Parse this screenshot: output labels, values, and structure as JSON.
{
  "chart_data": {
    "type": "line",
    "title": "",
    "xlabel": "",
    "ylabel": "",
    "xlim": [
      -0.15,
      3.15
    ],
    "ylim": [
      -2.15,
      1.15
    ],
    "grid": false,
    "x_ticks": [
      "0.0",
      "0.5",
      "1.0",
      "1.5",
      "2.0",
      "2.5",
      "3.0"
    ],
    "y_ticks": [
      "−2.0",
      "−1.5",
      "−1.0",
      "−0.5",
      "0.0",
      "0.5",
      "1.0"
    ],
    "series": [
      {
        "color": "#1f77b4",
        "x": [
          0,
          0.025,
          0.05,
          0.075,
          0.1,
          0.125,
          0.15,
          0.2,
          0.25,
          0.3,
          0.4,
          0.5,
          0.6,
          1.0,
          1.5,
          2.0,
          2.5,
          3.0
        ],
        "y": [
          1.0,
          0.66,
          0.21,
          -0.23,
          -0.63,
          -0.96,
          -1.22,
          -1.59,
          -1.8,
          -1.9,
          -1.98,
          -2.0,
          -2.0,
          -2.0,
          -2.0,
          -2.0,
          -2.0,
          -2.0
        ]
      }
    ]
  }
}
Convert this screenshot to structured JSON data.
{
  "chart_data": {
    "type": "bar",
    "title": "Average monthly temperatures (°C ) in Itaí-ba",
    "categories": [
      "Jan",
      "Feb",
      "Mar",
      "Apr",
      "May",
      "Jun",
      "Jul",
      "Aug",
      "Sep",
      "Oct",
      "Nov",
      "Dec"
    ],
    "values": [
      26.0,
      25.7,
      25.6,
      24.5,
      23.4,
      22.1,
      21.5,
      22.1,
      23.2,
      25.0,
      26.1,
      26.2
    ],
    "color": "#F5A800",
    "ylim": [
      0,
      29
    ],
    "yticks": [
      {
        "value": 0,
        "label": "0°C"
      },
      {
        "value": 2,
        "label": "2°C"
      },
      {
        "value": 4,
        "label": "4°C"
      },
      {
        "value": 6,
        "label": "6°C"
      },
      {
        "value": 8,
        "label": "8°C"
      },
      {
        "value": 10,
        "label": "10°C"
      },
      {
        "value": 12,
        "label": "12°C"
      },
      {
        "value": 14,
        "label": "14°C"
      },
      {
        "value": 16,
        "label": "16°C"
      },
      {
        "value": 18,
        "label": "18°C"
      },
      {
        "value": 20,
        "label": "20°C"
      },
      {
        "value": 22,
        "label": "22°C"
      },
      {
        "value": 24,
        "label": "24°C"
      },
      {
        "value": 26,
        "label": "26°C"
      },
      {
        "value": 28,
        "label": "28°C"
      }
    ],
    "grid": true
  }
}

## Instruction
Your task is to transcribe the material exactly.

## Exercise response
Parse this screenshot: output labels, values, and structure as JSON.
{
  "chart_data": {
    "type": "line",
    "title": "",
    "xlabel": "",
    "ylabel": "",
    "xlim": [
      -0.15,
      3.15
    ],
    "ylim": [
      -2.15,
      1.15
    ],
    "grid": false,
    "x_ticks": [
      "0.0",
      "0.5",
      "1.0",
      "1.5",
      "2.0",
      "2.5",
      "3.0"
    ],
    "y_ticks": [
      "−2.0",
      "−1.5",
      "−1.0",
      "−0.5",
      "0.0",
      "0.5",
      "1.0"
    ],
    "series": [
      {
        "color": "#1f77b4",
        "x": [
          0,
          0.025,
          0.05,
          0.075,
          0.1,
          0.125,
          0.15,
          0.2,
          0.25,
          0.3,
          0.4,
          0.5,
          0.6,
          1.0,
          1.5,
          2.0,
          2.5,
          3.0
        ],
        "y": [
          1.0,
          0.66,
          0.21,
          -0.23,
          -0.63,
          -0.96,
          -1.22,
          -1.59,
          -1.8,
          -1.9,
          -1.98,
          -2.0,
          -2.0,
          -2.0,
          -2.0,
          -2.0,
          -2.0,
          -2.0
        ]
      }
    ]
  }
}
Convert this screenshot to structured JSON data.
{
  "chart_data": {
    "type": "bar",
    "title": "Average monthly temperatures (°C ) in Itaí-ba",
    "categories": [
      "Jan",
      "Feb",
      "Mar",
      "Apr",
      "May",
      "Jun",
      "Jul",
      "Aug",
      "Sep",
      "Oct",
      "Nov",
      "Dec"
    ],
    "values": [
      26.0,
      25.7,
      25.6,
      24.5,
      23.4,
      22.1,
      21.5,
      22.1,
      23.2,
      25.0,
      26.1,
      26.2
    ],
    "color": "#F5A800",
    "ylim": [
      0,
      29
    ],
    "yticks": [
      {
        "value": 0,
        "label": "0°C"
      },
      {
        "value": 2,
        "label": "2°C"
      },
      {
        "value": 4,
        "label": "4°C"
      },
      {
        "value": 6,
        "label": "6°C"
      },
      {
        "value": 8,
        "label": "8°C"
      },
      {
        "value": 10,
        "label": "10°C"
      },
      {
        "value": 12,
        "label": "12°C"
      },
      {
        "value": 14,
        "label": "14°C"
      },
      {
        "value": 16,
        "label": "16°C"
      },
      {
        "value": 18,
        "label": "18°C"
      },
      {
        "value": 20,
        "label": "20°C"
      },
      {
        "value": 22,
        "label": "22°C"
      },
      {
        "value": 24,
        "label": "24°C"
      },
      {
        "value": 26,
        "label": "26°C"
      },
      {
        "value": 28,
        "label": "28°C"
      }
    ],
    "grid": true
  }
}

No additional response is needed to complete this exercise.